▶ _Metin Bölümü_
+++

Ülkemizin kurtarıcısı, devletimizin
kurucusu Atatürk, 10 Kasım 1938 günü saat dokuzu beş geçe öldü.
O tarihten bu yana 10 Kasım'la
başlayan hafta, yurdumuzda Atatürk Haftası olarak değerlendirilir. Bu hafta
içinde, Atatürk'ün yaşamı, yurtseverliği, inkılap ve ilkeleri anlatılır. Ata'nın
daha iyi tanıtılması amacıyla açık oturumlar düzenlenir. Radyo ve televizyonda,
Atatürk'ün konuşmaları kendi sesinden dinletilir. Atatürk'le ilgili filmler
gösterilir. 10 Kasım günü Atatürk, tüm yurtta törenlerle anılır. Ölüm anı olan
saat dokuzu beş geçe "ti" sesi ile saygı duruşuna geçilir. Kara ve deniz
taşıtları oldukları yerde durarak düdüklerini çalarlar. Düzenlenen anma
törenlerinde Ata'nın yaşam öyküsü, Atatürk inkılap ve ilkeleri anlatılır,
seçilmiş Atatürk şiirleri okunur.
ATATÜRK'ÜN YAŞAMI
Selanik'te Ahmet Subaşı Mahallesinin
Islahane Caddesinde iki katlı pembe boyalı bir ev vardı. Bu evde Ali Rıza Efendi
ile Zübeyde Hanım otururdu. 1881 yılında bir oğulları oldu. Adını Mustafa
koydular. Mustafa sarı saçlı, mavi gözlü bir çocuktu.
Bütün çocuklar gibi Mustafa'nın
çocukluğu da mahallede komşu çocukları ile güle oynaya geçti. Mustafa, Şemsi
Efendi Okuluna başladı. Kısa bir süre sonra babası Ali Rıza Efendi
öldü.

+++

▶ _Verilen Bilgiler_

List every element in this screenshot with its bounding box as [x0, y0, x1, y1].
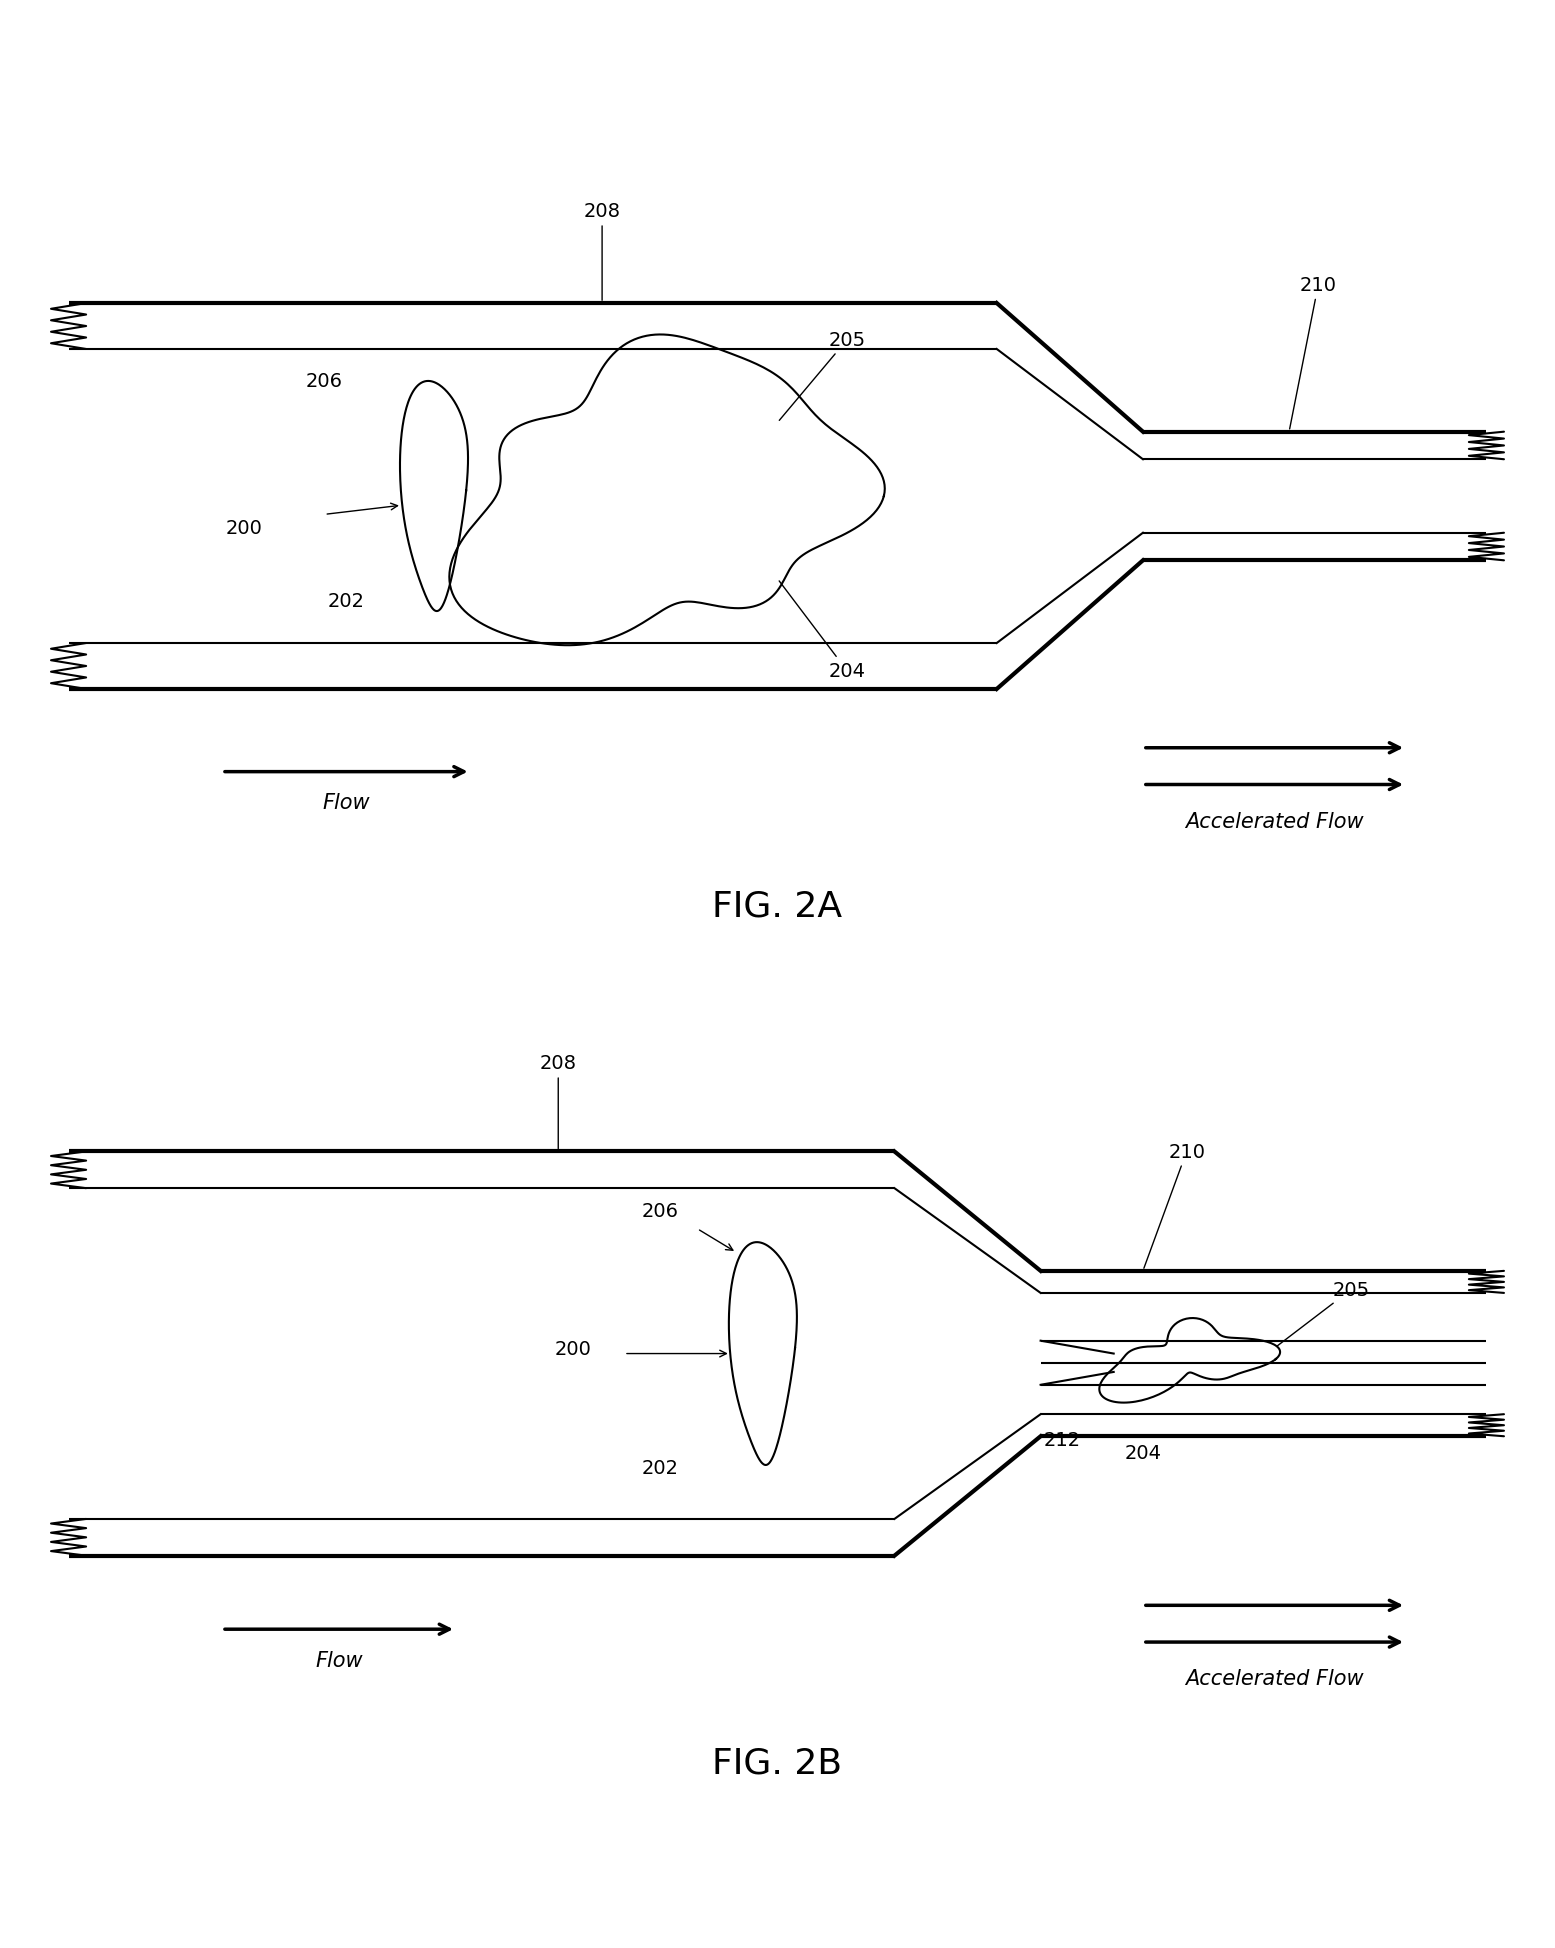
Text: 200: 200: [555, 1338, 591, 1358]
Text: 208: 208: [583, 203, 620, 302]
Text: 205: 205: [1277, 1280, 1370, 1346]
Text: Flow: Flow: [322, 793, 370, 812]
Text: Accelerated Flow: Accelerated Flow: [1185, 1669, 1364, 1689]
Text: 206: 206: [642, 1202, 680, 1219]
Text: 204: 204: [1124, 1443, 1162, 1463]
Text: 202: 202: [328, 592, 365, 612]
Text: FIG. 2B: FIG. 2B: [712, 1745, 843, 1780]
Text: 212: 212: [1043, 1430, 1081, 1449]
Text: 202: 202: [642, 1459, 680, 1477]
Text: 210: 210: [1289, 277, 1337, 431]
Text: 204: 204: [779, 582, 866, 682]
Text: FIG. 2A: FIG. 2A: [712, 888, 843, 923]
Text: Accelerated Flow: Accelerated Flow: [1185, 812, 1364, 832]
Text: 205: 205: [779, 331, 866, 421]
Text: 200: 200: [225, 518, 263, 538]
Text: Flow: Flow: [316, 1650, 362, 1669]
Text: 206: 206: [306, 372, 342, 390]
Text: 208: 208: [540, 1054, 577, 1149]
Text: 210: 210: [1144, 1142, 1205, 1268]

+++

▶ _Verilen Görev 1_
Atatürk Haftası metninde "ATATÜRK'ÜN YAŞAMI" sözleriyle başlayıp "gözlü bir çocuktu." sözleriyle biten kısmı hiç değiştirmeden yazın.
▶ _Verilen Görev 2_
Atatürk Haftası metnine göre 10 Kasım'da saygı duruşuna neden saat dokuzu beş geçe başlandığını bir ila üç cümleyle açıklayın.
Kayıtların bu işte hiçbir rolü yoktur.

▶ _Görevin Cevabı 1_
ATATÜRK'ÜN YAŞAMI
Selanik'te Ahmet Subaşı Mahallesinin
Islahane Caddesinde iki katlı pembe boyalı bir ev vardı. Bu evde Ali Rıza Efendi
ile Zübeyde Hanım otururdu. 1881 yılında bir oğulları oldu. Adını Mustafa
koydular. Mustafa sarı saçlı, mavi gözlü bir çocuktu.

▶ _Görevin Cevabı 2_
Saygı duruşuna saat dokuzu beş geçe başlanır, çünkü bu saat Atatürk'ün ölüm anıdır. Atatürk 10 Kasım 1938'de saat dokuzu beş geçe ölmüştür.